-- START Given information --

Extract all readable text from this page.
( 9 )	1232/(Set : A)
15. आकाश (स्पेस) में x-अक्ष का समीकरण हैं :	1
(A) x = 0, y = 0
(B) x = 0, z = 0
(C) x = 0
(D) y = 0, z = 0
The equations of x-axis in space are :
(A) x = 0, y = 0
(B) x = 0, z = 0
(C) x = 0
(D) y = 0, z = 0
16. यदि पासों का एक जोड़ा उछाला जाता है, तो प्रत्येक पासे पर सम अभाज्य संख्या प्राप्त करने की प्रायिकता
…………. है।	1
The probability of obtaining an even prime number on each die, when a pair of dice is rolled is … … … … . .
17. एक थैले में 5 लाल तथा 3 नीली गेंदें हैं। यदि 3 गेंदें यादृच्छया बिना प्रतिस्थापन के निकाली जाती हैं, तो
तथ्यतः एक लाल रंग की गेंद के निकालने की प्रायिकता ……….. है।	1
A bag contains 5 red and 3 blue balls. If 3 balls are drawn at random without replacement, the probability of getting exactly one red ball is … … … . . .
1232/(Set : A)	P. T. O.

-- END Given information --
-- START Given information --

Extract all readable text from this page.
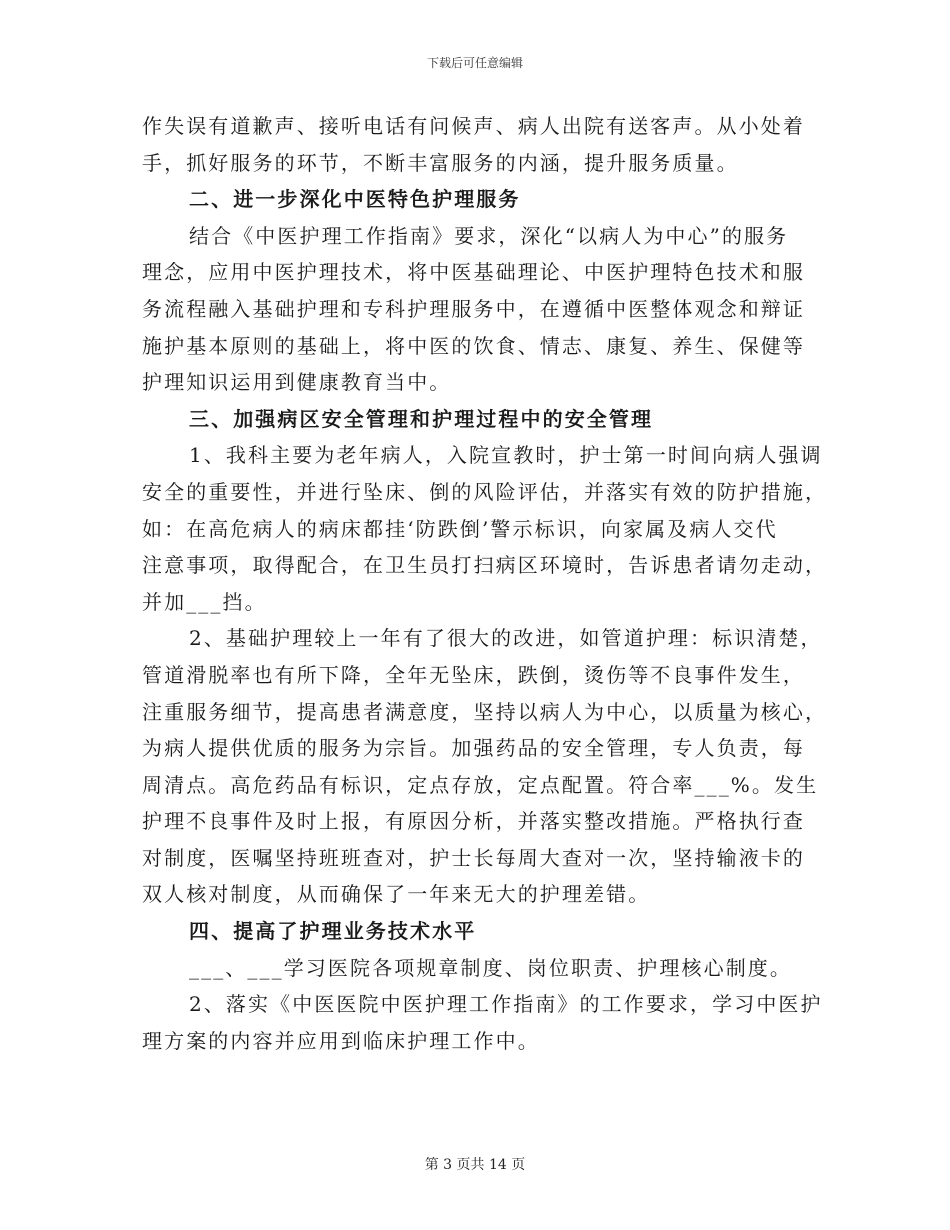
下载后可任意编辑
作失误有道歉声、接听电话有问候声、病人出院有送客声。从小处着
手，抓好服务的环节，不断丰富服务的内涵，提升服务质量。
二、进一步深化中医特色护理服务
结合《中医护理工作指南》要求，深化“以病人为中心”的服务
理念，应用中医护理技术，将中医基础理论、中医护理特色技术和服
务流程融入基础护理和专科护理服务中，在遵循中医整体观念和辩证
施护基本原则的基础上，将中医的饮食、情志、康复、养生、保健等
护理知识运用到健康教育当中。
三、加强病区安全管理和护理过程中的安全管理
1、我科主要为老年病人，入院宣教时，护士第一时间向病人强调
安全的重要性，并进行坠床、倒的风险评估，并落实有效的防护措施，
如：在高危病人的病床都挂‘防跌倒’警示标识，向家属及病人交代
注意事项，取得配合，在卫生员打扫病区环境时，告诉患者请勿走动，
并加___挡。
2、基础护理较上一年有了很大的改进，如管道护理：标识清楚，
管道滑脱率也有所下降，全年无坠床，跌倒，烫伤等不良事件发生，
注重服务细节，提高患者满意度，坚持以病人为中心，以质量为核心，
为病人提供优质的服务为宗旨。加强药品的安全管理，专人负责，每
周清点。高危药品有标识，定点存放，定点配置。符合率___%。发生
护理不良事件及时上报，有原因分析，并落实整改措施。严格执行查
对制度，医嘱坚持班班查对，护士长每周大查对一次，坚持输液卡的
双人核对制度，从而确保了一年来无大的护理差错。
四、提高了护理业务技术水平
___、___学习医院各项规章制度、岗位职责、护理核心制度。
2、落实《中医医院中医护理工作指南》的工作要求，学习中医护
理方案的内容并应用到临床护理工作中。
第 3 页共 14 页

-- END Given information --
-- START Given information --

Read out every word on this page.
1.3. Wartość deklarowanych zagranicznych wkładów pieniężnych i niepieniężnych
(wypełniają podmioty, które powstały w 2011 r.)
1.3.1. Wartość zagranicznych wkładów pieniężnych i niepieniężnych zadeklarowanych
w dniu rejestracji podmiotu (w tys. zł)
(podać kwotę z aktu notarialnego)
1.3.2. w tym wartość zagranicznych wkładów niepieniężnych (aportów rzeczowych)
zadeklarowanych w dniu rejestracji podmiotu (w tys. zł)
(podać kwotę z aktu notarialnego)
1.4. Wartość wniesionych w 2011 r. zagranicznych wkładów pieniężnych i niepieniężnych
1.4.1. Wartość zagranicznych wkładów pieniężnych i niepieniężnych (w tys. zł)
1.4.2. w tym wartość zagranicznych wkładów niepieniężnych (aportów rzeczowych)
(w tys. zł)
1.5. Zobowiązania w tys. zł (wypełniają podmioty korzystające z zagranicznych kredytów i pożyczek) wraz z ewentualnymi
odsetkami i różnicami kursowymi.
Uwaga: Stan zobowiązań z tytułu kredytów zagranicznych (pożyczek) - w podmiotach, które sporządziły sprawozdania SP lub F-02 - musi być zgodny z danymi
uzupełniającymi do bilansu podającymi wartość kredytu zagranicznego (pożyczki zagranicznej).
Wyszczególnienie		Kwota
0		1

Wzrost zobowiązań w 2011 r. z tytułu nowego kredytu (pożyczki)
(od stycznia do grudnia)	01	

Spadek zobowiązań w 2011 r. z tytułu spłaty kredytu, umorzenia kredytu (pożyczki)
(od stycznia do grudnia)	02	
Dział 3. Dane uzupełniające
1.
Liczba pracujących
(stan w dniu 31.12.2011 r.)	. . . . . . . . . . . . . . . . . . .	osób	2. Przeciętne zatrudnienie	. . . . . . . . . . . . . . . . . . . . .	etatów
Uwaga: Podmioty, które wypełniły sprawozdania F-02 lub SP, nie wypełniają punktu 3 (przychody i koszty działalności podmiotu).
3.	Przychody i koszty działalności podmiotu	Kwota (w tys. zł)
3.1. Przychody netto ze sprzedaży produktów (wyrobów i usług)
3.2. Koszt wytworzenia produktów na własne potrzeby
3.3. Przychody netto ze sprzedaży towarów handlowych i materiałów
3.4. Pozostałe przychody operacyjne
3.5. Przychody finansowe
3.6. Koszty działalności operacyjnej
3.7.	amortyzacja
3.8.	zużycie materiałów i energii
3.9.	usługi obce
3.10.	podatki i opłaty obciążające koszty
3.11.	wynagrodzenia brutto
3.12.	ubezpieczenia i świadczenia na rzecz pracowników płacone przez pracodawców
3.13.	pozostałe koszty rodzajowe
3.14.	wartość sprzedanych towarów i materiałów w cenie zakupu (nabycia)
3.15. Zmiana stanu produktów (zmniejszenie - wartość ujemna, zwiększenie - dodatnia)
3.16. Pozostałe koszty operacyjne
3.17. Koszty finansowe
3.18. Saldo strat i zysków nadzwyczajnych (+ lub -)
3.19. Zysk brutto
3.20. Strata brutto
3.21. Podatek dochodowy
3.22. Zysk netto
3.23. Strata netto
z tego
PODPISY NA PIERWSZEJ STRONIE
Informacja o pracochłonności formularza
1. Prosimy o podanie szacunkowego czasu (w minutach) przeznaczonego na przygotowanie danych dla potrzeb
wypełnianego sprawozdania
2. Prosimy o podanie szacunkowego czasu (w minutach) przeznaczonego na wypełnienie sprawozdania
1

-- END Given information --

Filter the entries down to the lines containing "towarów". Copy each of those lines.

Written solution
3.3. Przychody netto ze sprzedaży towarów handlowych i materiałów
3.14.	wartość sprzedanych towarów i materiałów w cenie zakupu (nabycia)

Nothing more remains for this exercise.